> [WHAT YOU NEED TO DO]
1) Reproduce the stretch of the passage on Iran's nuclear program from "This split provides" through "such an ultimatum.".
2) Decide whether each statement below agrees with the passage on Iran's nuclear program, and support each yes or no with the deciding words of the passage, quoted exactly. (a) Pragmatists think repairing Iran's economy should take priority over everything else. (b) The hardest of the hard-liners rank economic considerations above security concerns. (c) Iran's hard-line leadership is united on key foreign policy issues, including nuclear weapons.
3) Write the next part of the passage on Iran's nuclear program, continuing on from its final sentence.

> [PROVIDED TEXT]
Yet there is reason to believe that Tehran's course can still be changed, if Washington takes advantage of the regime's vulnerabilities. Although Iran's hard-line leadership has maintained a remarkable unity of purpose in the face of reformist challengers, it is badly fragmented over key foreign policy issues, including the importance of nuclear weapons. At one end of the spectrum are the hardest of the hard-liners, who disparage economic and diplomatic considerations and put Iran's security concerns ahead of all others. At the opposite end are pragmatists, who believe that fixing Iran's failing economy must trump all else if the clerical regime is to retain power over the long term. In between these camps waver many of Iran's most important power brokers, who would prefer not to have to choose between bombs and butter.
This split provides an opportunity for the United States, and its allies in Europe and Asia, to forge a new strategy to derail Iran's drive for nuclear weapons. The West should use its economic clout to strengthen the hand of Iranian pragmatists, who could then argue for slowing, limiting, or shelving Tehran's nuclear program in return for the trade, aid, and investment that Iran badly needs. Only if the mullahs recognize that they have a stark choice--they can have nuclear weapons or a healthy economy, but not both--might they give up their nuclear dreams. With concern over Iran's nuclear aspirations growing, the United States and its allies now have a chance to present Iran with just such an ultimatum.

Items listed in a dataset:
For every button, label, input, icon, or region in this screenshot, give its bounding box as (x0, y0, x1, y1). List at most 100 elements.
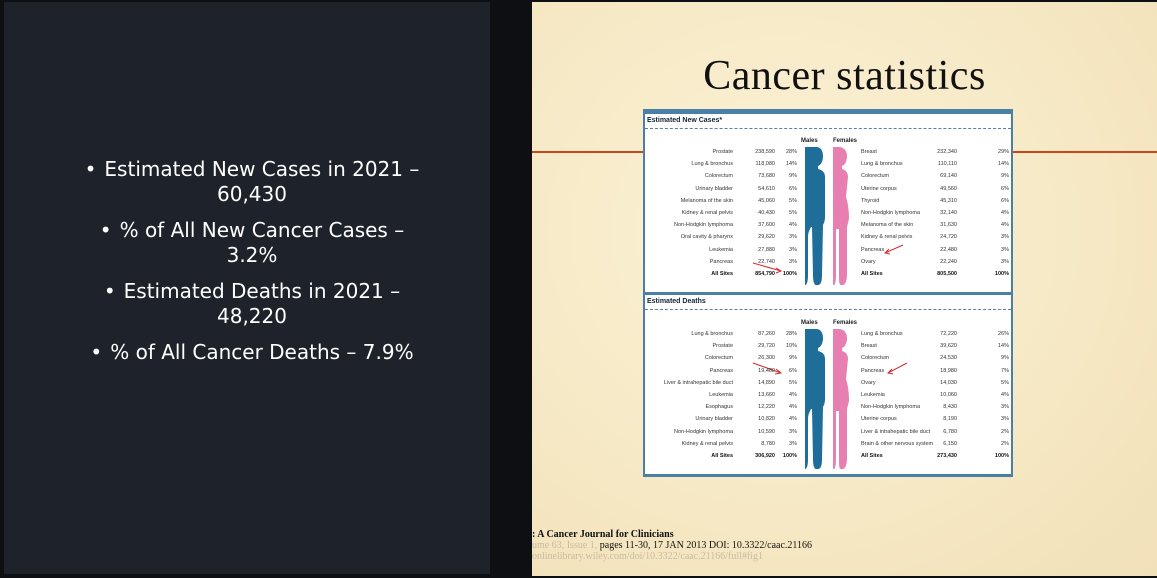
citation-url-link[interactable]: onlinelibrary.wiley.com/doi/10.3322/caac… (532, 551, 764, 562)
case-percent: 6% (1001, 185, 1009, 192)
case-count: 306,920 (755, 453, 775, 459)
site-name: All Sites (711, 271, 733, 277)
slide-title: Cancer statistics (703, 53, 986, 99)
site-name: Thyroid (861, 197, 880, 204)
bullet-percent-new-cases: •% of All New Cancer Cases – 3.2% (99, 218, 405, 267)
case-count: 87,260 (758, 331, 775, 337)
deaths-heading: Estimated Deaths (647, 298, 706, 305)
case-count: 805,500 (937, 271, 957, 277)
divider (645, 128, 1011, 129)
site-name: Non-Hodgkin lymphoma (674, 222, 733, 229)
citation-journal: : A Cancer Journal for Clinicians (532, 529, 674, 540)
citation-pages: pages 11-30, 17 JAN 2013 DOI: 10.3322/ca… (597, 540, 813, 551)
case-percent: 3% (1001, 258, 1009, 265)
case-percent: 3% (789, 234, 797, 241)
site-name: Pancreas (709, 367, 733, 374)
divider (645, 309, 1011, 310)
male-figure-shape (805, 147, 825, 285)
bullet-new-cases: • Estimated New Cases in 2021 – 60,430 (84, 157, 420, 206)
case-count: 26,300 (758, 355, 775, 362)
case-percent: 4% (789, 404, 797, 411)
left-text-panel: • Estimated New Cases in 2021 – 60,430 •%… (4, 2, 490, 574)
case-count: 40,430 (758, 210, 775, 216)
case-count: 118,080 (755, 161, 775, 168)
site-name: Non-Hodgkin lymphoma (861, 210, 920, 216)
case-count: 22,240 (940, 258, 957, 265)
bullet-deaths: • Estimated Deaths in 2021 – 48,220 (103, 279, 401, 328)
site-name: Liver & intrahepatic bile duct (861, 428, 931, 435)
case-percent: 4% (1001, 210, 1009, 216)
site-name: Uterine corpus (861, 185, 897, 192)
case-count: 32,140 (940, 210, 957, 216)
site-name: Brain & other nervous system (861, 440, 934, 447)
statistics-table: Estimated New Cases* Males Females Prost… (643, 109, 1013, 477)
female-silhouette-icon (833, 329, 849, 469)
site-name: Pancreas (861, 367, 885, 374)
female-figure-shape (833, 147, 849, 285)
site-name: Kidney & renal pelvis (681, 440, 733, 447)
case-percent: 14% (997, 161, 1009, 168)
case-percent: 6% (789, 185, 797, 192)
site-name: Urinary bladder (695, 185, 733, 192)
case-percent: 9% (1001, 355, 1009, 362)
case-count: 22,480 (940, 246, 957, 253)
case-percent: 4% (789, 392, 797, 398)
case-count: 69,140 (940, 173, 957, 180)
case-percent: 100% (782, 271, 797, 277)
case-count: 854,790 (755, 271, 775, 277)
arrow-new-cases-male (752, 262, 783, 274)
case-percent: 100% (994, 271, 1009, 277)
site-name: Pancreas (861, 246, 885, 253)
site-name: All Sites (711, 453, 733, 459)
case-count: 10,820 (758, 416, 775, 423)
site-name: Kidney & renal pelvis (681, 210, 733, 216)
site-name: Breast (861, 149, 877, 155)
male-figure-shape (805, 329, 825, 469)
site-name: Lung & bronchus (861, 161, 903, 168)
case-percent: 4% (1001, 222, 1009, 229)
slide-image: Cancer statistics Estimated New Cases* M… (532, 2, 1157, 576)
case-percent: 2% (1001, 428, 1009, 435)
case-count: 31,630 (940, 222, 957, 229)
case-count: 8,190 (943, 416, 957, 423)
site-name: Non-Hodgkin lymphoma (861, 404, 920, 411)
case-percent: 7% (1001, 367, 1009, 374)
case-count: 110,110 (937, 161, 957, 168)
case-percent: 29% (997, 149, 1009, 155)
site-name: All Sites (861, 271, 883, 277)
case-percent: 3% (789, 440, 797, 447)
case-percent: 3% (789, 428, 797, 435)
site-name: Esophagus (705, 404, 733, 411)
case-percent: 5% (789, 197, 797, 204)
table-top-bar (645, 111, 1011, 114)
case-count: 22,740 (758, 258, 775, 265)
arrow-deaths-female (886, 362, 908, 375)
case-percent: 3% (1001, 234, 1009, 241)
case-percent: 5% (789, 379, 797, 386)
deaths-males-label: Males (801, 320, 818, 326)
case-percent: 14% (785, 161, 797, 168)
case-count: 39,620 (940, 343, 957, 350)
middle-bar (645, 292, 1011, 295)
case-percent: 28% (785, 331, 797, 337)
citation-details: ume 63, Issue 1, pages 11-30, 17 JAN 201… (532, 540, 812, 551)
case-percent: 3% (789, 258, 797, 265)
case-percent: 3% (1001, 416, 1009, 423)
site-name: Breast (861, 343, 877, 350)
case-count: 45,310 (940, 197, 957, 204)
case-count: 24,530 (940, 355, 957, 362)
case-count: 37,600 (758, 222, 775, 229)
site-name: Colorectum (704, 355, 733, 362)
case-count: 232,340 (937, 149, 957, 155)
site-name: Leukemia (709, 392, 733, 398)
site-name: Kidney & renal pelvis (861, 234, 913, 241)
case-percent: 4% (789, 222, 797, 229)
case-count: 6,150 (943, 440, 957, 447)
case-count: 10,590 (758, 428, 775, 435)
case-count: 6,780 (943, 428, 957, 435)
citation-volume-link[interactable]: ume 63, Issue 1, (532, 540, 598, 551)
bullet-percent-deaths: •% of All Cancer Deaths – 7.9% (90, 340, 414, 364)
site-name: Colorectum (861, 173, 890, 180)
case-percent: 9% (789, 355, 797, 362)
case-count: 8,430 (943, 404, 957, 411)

> [WRITTEN RESPONSES]
1)
This split provides an opportunity for the United States, and its allies in Europe and Asia, to forge a new strategy to derail Iran's drive for nuclear weapons. The West should use its economic clout to strengthen the hand of Iranian pragmatists, who could then argue for slowing, limiting, or shelving Tehran's nuclear program in return for the trade, aid, and investment that Iran badly needs. Only if the mullahs recognize that they have a stark choice--they can have nuclear weapons or a healthy economy, but not both--might they give up their nuclear dreams. With concern over Iran's nuclear aspirations growing, the United States and its allies now have a chance to present Iran with just such an ultimatum.

2)
(a) Yes: "pragmatists, who believe that fixing Iran's failing economy must trump all else if the clerical regime is to retain power over the long term."
(b) No: "the hardest of the hard-liners, who disparage economic and diplomatic considerations and put Iran's security concerns ahead of all others."
(c) No: "it is badly fragmented over key foreign policy issues, including the importance of nuclear weapons."

3)
THE GREAT DIVIDE
Iran's conservative bloc is riddled with factions and their contradictions. But whereas reformers and conservatives differ over domestic issues, the divisions within the conservative faction chiefly relate to critical foreign policy issues. Stalwarts of the Islamic revolution launched by Ayatollah Khomeini in 1979 still control Iran's judiciary, the Council of Guardians (the constitution's watchdog), and other powerful institutions, as well as key coercive groups such as the Revolutionary Guards and the Islamic vigilantes of the Ansar-e-Hezbollah. The hard-liners consider themselves the most ardent Khomeini disciples and think of the revolution less as an antimonarchical rebellion than as a continued uprising against the forces that once sustained the U.S. presence in Iran: Western imperialism, Zionism, and Arab despotism. Ayatollah Mahmood Hashemi Shahroudi, the chief of the judiciary, said in 2001, "Our national interests lie with antagonizing the Great Satan. We condemn any cowardly stance toward America and any word on compromise with the Great Satan." For ideologues like him, international ostracism is the necessary price for revolutionary affirmation.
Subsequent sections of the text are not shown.